Task to carry out:
Please write out the material below exactly as given.

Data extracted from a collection
────
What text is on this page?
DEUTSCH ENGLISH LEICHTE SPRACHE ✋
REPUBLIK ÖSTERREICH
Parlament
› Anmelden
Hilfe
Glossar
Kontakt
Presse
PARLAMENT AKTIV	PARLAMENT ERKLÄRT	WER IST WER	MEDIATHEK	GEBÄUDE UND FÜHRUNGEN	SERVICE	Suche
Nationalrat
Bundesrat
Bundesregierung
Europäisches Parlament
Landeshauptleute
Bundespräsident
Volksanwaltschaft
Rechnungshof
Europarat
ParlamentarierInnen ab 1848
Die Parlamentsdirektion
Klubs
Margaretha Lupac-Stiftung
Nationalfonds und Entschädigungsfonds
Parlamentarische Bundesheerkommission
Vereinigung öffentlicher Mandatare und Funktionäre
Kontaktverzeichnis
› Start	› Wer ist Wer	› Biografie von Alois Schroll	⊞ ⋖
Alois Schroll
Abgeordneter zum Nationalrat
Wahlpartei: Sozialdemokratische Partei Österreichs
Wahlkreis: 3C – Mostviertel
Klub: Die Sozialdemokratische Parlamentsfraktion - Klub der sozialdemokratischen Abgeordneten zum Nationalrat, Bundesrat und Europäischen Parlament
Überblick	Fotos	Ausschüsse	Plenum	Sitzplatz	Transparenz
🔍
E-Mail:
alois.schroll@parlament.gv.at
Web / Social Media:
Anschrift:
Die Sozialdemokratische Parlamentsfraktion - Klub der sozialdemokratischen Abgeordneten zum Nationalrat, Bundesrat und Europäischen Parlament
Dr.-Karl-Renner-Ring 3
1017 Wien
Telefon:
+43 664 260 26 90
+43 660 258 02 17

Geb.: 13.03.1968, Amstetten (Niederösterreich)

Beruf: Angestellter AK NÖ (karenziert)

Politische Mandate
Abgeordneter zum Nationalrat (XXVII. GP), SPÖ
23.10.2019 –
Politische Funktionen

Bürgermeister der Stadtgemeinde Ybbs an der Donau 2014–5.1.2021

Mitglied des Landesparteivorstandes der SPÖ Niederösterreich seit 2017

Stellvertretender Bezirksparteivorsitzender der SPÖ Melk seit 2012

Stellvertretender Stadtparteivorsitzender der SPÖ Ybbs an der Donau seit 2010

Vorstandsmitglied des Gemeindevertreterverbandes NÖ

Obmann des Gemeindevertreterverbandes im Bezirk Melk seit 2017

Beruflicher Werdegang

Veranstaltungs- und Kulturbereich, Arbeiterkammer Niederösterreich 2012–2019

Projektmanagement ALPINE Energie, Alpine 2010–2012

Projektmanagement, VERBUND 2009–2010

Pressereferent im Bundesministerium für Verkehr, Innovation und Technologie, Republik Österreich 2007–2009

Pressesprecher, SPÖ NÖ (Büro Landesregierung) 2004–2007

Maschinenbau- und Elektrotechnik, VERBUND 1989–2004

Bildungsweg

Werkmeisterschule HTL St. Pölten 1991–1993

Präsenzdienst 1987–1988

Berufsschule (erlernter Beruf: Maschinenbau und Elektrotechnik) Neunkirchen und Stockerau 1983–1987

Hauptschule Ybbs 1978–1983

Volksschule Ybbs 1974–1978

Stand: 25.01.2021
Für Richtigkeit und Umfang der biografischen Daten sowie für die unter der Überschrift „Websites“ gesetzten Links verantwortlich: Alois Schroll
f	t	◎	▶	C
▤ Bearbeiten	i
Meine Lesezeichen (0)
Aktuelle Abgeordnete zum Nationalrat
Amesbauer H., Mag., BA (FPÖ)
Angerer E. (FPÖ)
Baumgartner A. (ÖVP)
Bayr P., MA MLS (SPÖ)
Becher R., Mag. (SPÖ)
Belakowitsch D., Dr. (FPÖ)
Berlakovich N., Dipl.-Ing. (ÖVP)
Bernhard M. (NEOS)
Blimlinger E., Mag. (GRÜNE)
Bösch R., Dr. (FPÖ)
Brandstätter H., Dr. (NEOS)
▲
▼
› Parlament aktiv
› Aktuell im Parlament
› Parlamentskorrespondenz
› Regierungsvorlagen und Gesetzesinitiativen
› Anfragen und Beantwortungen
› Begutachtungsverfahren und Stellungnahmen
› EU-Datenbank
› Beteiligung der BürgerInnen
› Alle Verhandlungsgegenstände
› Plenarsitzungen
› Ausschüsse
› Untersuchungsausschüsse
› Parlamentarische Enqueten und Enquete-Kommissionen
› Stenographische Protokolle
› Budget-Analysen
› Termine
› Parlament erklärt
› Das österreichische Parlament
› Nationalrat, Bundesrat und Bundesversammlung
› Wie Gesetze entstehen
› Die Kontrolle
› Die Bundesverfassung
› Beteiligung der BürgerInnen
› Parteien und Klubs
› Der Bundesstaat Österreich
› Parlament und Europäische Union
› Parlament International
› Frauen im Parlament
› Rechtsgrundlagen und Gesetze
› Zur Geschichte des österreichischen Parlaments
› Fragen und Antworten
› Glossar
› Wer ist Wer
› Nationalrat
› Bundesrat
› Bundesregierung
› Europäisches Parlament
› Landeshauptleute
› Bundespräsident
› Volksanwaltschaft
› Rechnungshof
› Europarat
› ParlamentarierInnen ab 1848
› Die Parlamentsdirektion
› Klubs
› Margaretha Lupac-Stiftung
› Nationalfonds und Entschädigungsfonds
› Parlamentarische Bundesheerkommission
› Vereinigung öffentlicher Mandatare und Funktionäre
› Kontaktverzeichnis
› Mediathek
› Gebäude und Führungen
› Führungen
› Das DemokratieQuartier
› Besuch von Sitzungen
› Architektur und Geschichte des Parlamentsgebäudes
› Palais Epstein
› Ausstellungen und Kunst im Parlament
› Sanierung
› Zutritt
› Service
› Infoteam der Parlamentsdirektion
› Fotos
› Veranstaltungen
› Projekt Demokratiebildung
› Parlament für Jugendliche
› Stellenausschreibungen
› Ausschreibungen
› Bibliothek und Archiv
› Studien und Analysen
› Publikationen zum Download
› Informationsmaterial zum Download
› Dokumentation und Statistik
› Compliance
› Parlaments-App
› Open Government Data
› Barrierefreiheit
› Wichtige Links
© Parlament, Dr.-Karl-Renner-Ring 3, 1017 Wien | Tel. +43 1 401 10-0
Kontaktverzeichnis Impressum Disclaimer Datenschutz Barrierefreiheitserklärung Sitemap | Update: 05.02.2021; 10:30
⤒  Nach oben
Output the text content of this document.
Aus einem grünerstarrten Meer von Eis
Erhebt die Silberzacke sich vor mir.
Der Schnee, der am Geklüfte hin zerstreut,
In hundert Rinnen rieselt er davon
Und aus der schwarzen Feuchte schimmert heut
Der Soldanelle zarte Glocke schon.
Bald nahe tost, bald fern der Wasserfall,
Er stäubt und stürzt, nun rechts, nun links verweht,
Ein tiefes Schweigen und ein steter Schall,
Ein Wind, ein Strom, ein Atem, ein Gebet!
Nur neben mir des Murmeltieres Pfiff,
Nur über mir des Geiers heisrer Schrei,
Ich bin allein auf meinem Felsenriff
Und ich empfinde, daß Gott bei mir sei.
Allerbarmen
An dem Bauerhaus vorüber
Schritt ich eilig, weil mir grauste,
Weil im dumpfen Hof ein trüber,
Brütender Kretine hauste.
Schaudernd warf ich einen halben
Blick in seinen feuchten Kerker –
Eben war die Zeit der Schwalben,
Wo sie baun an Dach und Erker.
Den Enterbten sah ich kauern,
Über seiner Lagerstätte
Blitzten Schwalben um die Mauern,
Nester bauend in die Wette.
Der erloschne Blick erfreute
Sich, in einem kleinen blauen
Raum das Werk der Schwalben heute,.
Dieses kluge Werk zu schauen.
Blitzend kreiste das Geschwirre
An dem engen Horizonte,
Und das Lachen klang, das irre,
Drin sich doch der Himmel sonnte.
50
────
Full response:
What text is on this page?
DEUTSCH ENGLISH LEICHTE SPRACHE ✋
REPUBLIK ÖSTERREICH
Parlament
› Anmelden
Hilfe
Glossar
Kontakt
Presse
PARLAMENT AKTIV	PARLAMENT ERKLÄRT	WER IST WER	MEDIATHEK	GEBÄUDE UND FÜHRUNGEN	SERVICE	Suche
Nationalrat
Bundesrat
Bundesregierung
Europäisches Parlament
Landeshauptleute
Bundespräsident
Volksanwaltschaft
Rechnungshof
Europarat
ParlamentarierInnen ab 1848
Die Parlamentsdirektion
Klubs
Margaretha Lupac-Stiftung
Nationalfonds und Entschädigungsfonds
Parlamentarische Bundesheerkommission
Vereinigung öffentlicher Mandatare und Funktionäre
Kontaktverzeichnis
› Start	› Wer ist Wer	› Biografie von Alois Schroll	⊞ ⋖
Alois Schroll
Abgeordneter zum Nationalrat
Wahlpartei: Sozialdemokratische Partei Österreichs
Wahlkreis: 3C – Mostviertel
Klub: Die Sozialdemokratische Parlamentsfraktion - Klub der sozialdemokratischen Abgeordneten zum Nationalrat, Bundesrat und Europäischen Parlament
Überblick	Fotos	Ausschüsse	Plenum	Sitzplatz	Transparenz
🔍
E-Mail:
alois.schroll@parlament.gv.at
Web / Social Media:
Anschrift:
Die Sozialdemokratische Parlamentsfraktion - Klub der sozialdemokratischen Abgeordneten zum Nationalrat, Bundesrat und Europäischen Parlament
Dr.-Karl-Renner-Ring 3
1017 Wien
Telefon:
+43 664 260 26 90
+43 660 258 02 17

Geb.: 13.03.1968, Amstetten (Niederösterreich)

Beruf: Angestellter AK NÖ (karenziert)

Politische Mandate
Abgeordneter zum Nationalrat (XXVII. GP), SPÖ
23.10.2019 –
Politische Funktionen

Bürgermeister der Stadtgemeinde Ybbs an der Donau 2014–5.1.2021

Mitglied des Landesparteivorstandes der SPÖ Niederösterreich seit 2017

Stellvertretender Bezirksparteivorsitzender der SPÖ Melk seit 2012

Stellvertretender Stadtparteivorsitzender der SPÖ Ybbs an der Donau seit 2010

Vorstandsmitglied des Gemeindevertreterverbandes NÖ

Obmann des Gemeindevertreterverbandes im Bezirk Melk seit 2017

Beruflicher Werdegang

Veranstaltungs- und Kulturbereich, Arbeiterkammer Niederösterreich 2012–2019

Projektmanagement ALPINE Energie, Alpine 2010–2012

Projektmanagement, VERBUND 2009–2010

Pressereferent im Bundesministerium für Verkehr, Innovation und Technologie, Republik Österreich 2007–2009

Pressesprecher, SPÖ NÖ (Büro Landesregierung) 2004–2007

Maschinenbau- und Elektrotechnik, VERBUND 1989–2004

Bildungsweg

Werkmeisterschule HTL St. Pölten 1991–1993

Präsenzdienst 1987–1988

Berufsschule (erlernter Beruf: Maschinenbau und Elektrotechnik) Neunkirchen und Stockerau 1983–1987

Hauptschule Ybbs 1978–1983

Volksschule Ybbs 1974–1978

Stand: 25.01.2021
Für Richtigkeit und Umfang der biografischen Daten sowie für die unter der Überschrift „Websites“ gesetzten Links verantwortlich: Alois Schroll
f	t	◎	▶	C
▤ Bearbeiten	i
Meine Lesezeichen (0)
Aktuelle Abgeordnete zum Nationalrat
Amesbauer H., Mag., BA (FPÖ)
Angerer E. (FPÖ)
Baumgartner A. (ÖVP)
Bayr P., MA MLS (SPÖ)
Becher R., Mag. (SPÖ)
Belakowitsch D., Dr. (FPÖ)
Berlakovich N., Dipl.-Ing. (ÖVP)
Bernhard M. (NEOS)
Blimlinger E., Mag. (GRÜNE)
Bösch R., Dr. (FPÖ)
Brandstätter H., Dr. (NEOS)
▲
▼
› Parlament aktiv
› Aktuell im Parlament
› Parlamentskorrespondenz
› Regierungsvorlagen und Gesetzesinitiativen
› Anfragen und Beantwortungen
› Begutachtungsverfahren und Stellungnahmen
› EU-Datenbank
› Beteiligung der BürgerInnen
› Alle Verhandlungsgegenstände
› Plenarsitzungen
› Ausschüsse
› Untersuchungsausschüsse
› Parlamentarische Enqueten und Enquete-Kommissionen
› Stenographische Protokolle
› Budget-Analysen
› Termine
› Parlament erklärt
› Das österreichische Parlament
› Nationalrat, Bundesrat und Bundesversammlung
› Wie Gesetze entstehen
› Die Kontrolle
› Die Bundesverfassung
› Beteiligung der BürgerInnen
› Parteien und Klubs
› Der Bundesstaat Österreich
› Parlament und Europäische Union
› Parlament International
› Frauen im Parlament
› Rechtsgrundlagen und Gesetze
› Zur Geschichte des österreichischen Parlaments
› Fragen und Antworten
› Glossar
› Wer ist Wer
› Nationalrat
› Bundesrat
› Bundesregierung
› Europäisches Parlament
› Landeshauptleute
› Bundespräsident
› Volksanwaltschaft
› Rechnungshof
› Europarat
› ParlamentarierInnen ab 1848
› Die Parlamentsdirektion
› Klubs
› Margaretha Lupac-Stiftung
› Nationalfonds und Entschädigungsfonds
› Parlamentarische Bundesheerkommission
› Vereinigung öffentlicher Mandatare und Funktionäre
› Kontaktverzeichnis
› Mediathek
› Gebäude und Führungen
› Führungen
› Das DemokratieQuartier
› Besuch von Sitzungen
› Architektur und Geschichte des Parlamentsgebäudes
› Palais Epstein
› Ausstellungen und Kunst im Parlament
› Sanierung
› Zutritt
› Service
› Infoteam der Parlamentsdirektion
› Fotos
› Veranstaltungen
› Projekt Demokratiebildung
› Parlament für Jugendliche
› Stellenausschreibungen
› Ausschreibungen
› Bibliothek und Archiv
› Studien und Analysen
› Publikationen zum Download
› Informationsmaterial zum Download
› Dokumentation und Statistik
› Compliance
› Parlaments-App
› Open Government Data
› Barrierefreiheit
› Wichtige Links
© Parlament, Dr.-Karl-Renner-Ring 3, 1017 Wien | Tel. +43 1 401 10-0
Kontaktverzeichnis Impressum Disclaimer Datenschutz Barrierefreiheitserklärung Sitemap | Update: 05.02.2021; 10:30
⤒  Nach oben
Output the text content of this document.
Aus einem grünerstarrten Meer von Eis
Erhebt die Silberzacke sich vor mir.
Der Schnee, der am Geklüfte hin zerstreut,
In hundert Rinnen rieselt er davon
Und aus der schwarzen Feuchte schimmert heut
Der Soldanelle zarte Glocke schon.
Bald nahe tost, bald fern der Wasserfall,
Er stäubt und stürzt, nun rechts, nun links verweht,
Ein tiefes Schweigen und ein steter Schall,
Ein Wind, ein Strom, ein Atem, ein Gebet!
Nur neben mir des Murmeltieres Pfiff,
Nur über mir des Geiers heisrer Schrei,
Ich bin allein auf meinem Felsenriff
Und ich empfinde, daß Gott bei mir sei.
Allerbarmen
An dem Bauerhaus vorüber
Schritt ich eilig, weil mir grauste,
Weil im dumpfen Hof ein trüber,
Brütender Kretine hauste.
Schaudernd warf ich einen halben
Blick in seinen feuchten Kerker –
Eben war die Zeit der Schwalben,
Wo sie baun an Dach und Erker.
Den Enterbten sah ich kauern,
Über seiner Lagerstätte
Blitzten Schwalben um die Mauern,
Nester bauend in die Wette.
Der erloschne Blick erfreute
Sich, in einem kleinen blauen
Raum das Werk der Schwalben heute,.
Dieses kluge Werk zu schauen.
Blitzend kreiste das Geschwirre
An dem engen Horizonte,
Und das Lachen klang, das irre,
Drin sich doch der Himmel sonnte.
50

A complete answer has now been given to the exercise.